* START Stored rows *
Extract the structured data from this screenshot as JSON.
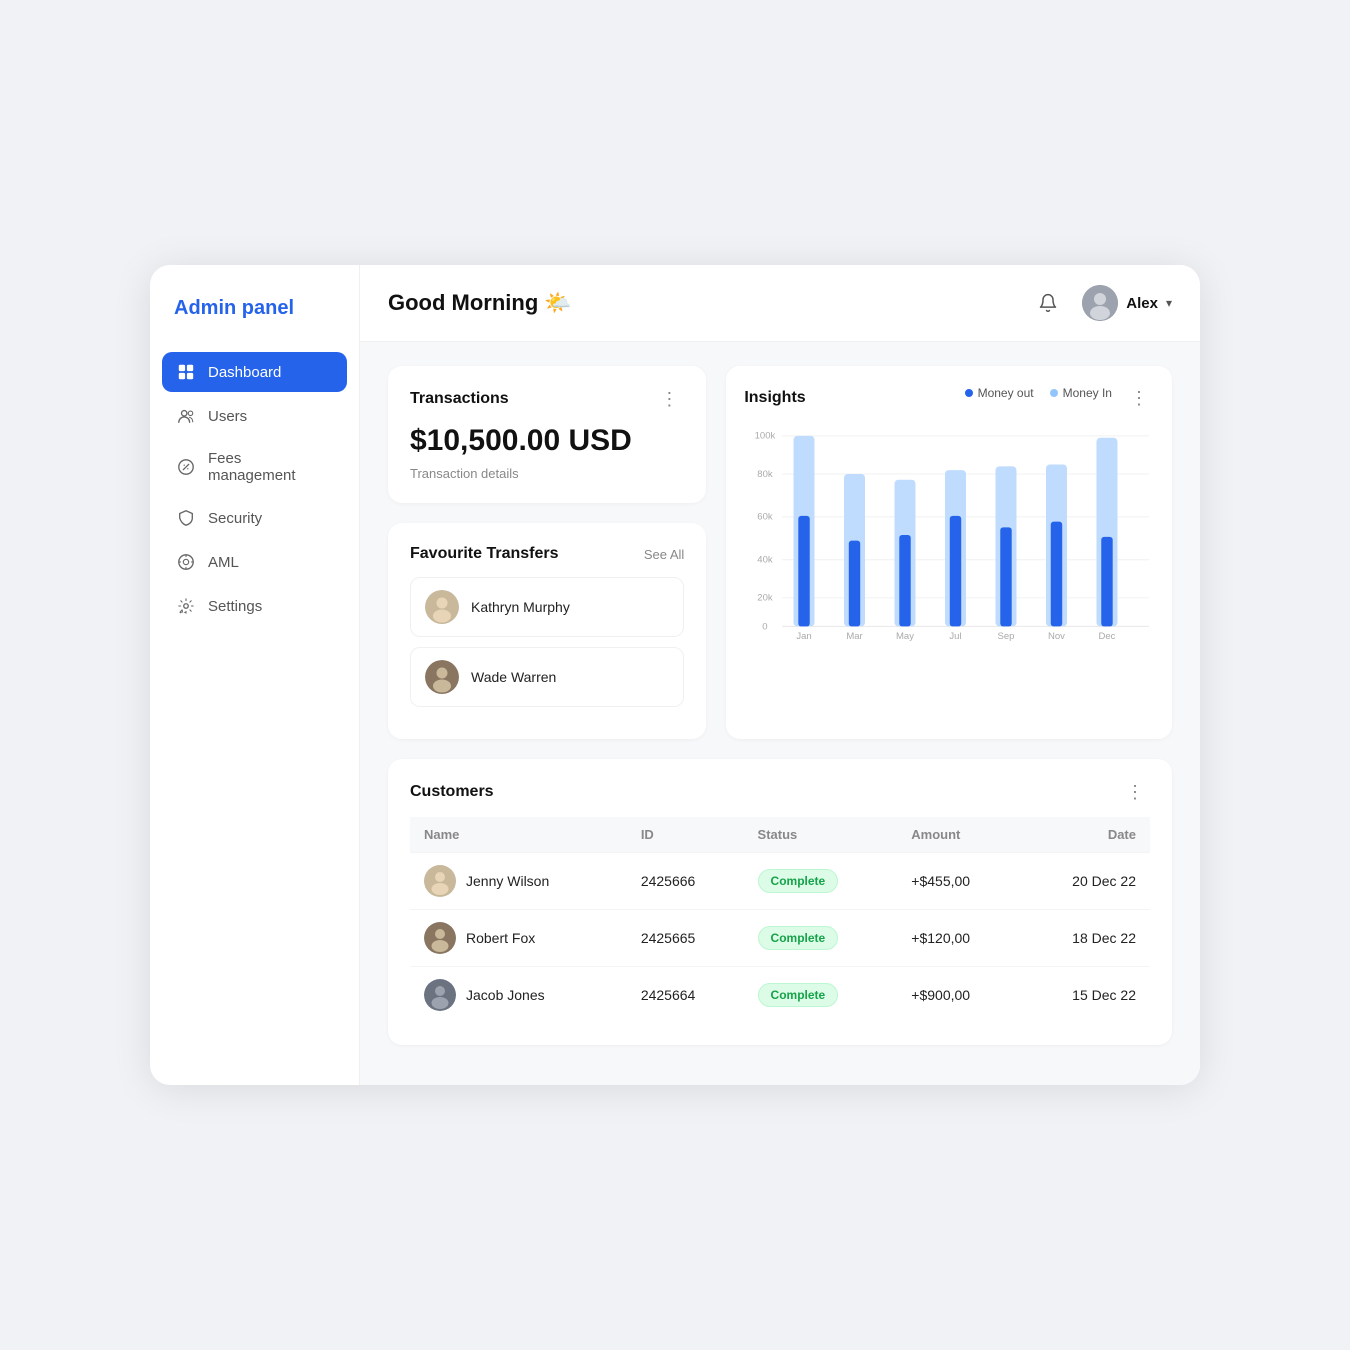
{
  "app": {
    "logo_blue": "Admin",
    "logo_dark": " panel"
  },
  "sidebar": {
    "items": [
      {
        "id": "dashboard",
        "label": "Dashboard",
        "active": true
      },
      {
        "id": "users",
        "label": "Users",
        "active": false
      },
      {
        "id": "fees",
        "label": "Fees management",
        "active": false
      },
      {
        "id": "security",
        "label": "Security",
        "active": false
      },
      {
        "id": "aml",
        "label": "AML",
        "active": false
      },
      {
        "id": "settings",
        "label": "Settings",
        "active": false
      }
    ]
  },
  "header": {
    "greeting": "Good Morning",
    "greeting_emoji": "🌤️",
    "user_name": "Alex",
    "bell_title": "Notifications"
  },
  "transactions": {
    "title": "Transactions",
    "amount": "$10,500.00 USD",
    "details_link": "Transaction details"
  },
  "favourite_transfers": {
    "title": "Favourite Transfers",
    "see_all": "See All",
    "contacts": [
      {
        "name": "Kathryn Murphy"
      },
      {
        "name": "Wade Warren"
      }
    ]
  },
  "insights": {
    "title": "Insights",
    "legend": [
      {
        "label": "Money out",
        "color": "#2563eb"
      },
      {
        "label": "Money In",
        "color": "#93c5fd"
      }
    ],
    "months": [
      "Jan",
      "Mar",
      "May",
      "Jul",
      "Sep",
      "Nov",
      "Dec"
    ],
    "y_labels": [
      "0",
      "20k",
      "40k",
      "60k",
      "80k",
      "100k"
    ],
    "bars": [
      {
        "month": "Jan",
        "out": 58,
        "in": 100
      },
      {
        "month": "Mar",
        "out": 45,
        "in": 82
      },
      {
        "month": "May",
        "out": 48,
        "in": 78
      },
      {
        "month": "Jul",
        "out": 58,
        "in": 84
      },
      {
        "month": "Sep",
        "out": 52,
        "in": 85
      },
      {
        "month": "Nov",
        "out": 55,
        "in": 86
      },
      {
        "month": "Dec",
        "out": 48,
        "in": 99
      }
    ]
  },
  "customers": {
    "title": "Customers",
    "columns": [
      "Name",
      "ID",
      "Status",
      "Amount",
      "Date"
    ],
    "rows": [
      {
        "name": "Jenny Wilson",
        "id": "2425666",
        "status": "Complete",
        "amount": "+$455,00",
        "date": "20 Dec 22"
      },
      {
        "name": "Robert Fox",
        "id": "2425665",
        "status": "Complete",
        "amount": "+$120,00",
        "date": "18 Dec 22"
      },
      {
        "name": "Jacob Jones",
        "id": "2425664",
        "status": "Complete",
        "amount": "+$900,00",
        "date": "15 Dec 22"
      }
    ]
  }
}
* END Stored rows *
* START Stored rows *
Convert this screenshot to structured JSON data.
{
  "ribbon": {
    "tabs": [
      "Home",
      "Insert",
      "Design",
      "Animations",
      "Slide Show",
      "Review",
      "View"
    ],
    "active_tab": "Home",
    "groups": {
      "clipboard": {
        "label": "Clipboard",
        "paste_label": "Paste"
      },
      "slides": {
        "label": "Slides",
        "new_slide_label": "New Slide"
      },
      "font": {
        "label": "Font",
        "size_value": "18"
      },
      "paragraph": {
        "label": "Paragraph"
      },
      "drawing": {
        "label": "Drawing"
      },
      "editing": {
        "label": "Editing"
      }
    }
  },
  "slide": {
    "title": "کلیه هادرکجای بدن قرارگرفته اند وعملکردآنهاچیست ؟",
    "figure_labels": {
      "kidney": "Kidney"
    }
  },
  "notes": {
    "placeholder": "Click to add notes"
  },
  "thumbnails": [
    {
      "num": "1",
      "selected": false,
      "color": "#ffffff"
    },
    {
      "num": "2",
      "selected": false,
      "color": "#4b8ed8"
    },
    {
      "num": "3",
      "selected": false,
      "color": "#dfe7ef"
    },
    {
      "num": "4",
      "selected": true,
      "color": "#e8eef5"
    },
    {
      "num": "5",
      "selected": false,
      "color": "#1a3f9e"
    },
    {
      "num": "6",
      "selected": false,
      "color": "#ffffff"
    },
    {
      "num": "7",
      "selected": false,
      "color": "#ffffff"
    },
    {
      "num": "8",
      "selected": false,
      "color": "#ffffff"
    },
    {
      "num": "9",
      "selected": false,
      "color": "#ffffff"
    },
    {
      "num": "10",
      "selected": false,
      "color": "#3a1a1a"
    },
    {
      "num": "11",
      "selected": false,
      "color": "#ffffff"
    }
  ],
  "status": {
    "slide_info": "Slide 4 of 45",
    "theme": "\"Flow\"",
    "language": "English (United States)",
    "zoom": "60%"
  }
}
* END Stored rows *
* START Stored rows *
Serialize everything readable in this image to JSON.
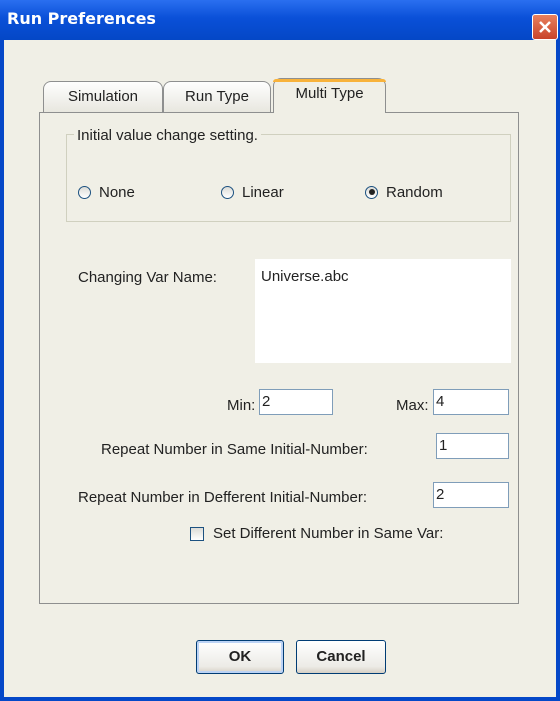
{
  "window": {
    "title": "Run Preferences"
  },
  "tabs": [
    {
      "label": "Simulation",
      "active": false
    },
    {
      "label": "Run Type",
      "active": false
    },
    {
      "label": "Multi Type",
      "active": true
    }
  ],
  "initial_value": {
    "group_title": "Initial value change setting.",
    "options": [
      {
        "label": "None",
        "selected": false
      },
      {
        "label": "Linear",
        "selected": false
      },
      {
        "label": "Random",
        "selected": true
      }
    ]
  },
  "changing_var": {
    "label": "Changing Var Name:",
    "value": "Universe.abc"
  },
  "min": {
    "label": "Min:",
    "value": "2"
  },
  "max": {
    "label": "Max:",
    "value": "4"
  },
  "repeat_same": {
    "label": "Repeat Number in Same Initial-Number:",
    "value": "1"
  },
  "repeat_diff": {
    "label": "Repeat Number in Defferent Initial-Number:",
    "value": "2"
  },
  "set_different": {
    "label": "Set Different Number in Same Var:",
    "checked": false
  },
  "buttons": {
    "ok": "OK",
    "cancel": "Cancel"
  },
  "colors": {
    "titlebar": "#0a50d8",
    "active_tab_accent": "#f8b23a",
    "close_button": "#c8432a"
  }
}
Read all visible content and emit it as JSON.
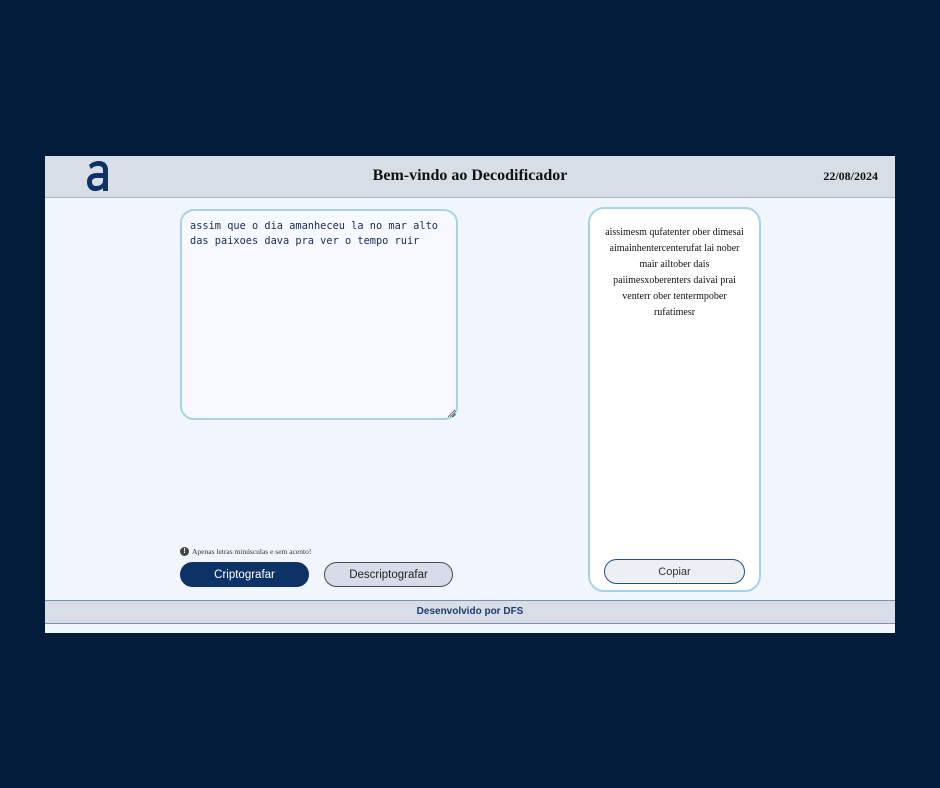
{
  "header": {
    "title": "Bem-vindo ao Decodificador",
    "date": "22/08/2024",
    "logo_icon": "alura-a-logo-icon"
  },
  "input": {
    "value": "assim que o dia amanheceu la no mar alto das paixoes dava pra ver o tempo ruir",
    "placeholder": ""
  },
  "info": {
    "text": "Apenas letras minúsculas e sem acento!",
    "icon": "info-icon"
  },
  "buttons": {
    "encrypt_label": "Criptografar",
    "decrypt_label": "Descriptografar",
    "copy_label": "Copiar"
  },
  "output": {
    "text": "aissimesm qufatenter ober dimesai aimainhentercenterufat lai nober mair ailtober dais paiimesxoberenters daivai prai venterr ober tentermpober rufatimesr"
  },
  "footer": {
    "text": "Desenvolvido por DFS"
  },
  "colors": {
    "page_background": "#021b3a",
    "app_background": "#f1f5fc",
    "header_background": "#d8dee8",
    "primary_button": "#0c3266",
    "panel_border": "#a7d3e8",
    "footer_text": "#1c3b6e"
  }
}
* END Stored rows *
Work out how many lines of the listing above include the word "true". Report only the number.

Worked solution
4